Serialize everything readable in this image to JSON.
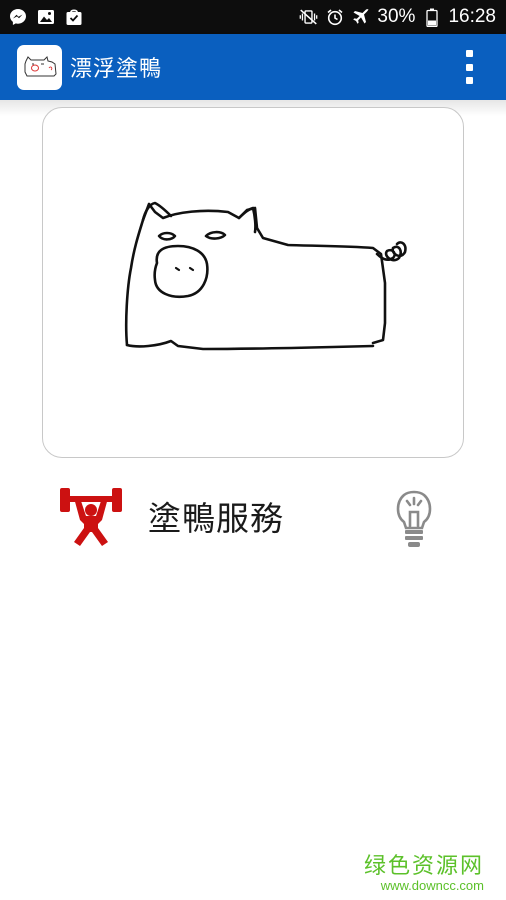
{
  "status_bar": {
    "battery_percent": "30%",
    "time": "16:28",
    "left_icons": [
      "messenger-icon",
      "gallery-icon",
      "shopping-bag-icon"
    ],
    "right_icons": [
      "vibrate-mute-icon",
      "alarm-icon",
      "airplane-mode-icon",
      "battery-icon"
    ]
  },
  "app_bar": {
    "title": "漂浮塗鴨",
    "color": "#0a5fbf",
    "menu_icon": "overflow-menu-icon"
  },
  "canvas": {
    "drawing": "pig-sketch"
  },
  "service": {
    "title": "塗鴨服務",
    "left_icon": "weightlifter-icon",
    "left_icon_color": "#cc1111",
    "right_icon": "lightbulb-icon"
  },
  "watermark": {
    "main": "绿色资源网",
    "sub": "www.downcc.com",
    "color": "#5cc12a"
  }
}
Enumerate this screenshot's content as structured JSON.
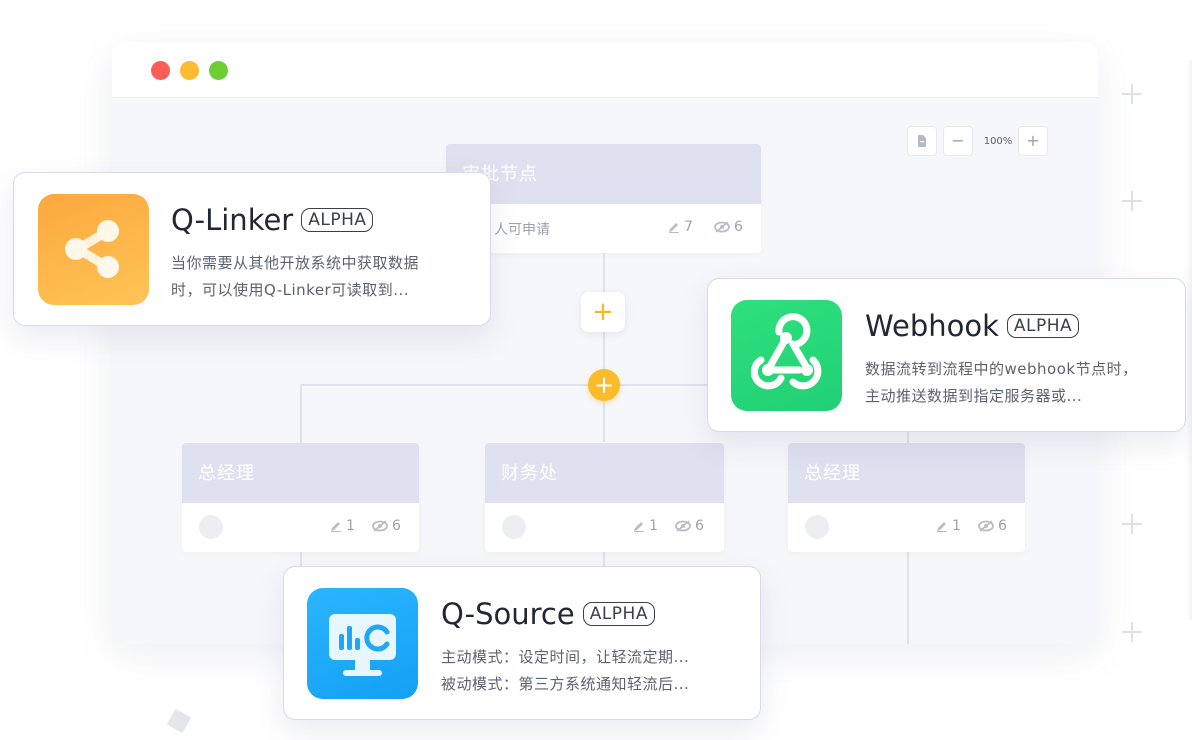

Exercise directions: Print every record above exactly as written, leaving out the pictures.

Written solution:
Serialize everything readable in this image to JSON.
{
  "status_bar": {
    "battery_percent": "30%",
    "time": "16:28",
    "left_icons": [
      "messenger-icon",
      "gallery-icon",
      "shopping-bag-icon"
    ],
    "right_icons": [
      "vibrate-mute-icon",
      "alarm-icon",
      "airplane-mode-icon",
      "battery-icon"
    ]
  },
  "app_bar": {
    "title": "漂浮塗鴨",
    "color": "#0a5fbf",
    "menu_icon": "overflow-menu-icon"
  },
  "canvas": {
    "drawing": "pig-sketch"
  },
  "service": {
    "title": "塗鴨服務",
    "left_icon": "weightlifter-icon",
    "left_icon_color": "#cc1111",
    "right_icon": "lightbulb-icon"
  },
  "watermark": {
    "main": "绿色资源网",
    "sub": "www.downcc.com",
    "color": "#5cc12a"
  }
}
Enumerate this screenshot's content as structured JSON.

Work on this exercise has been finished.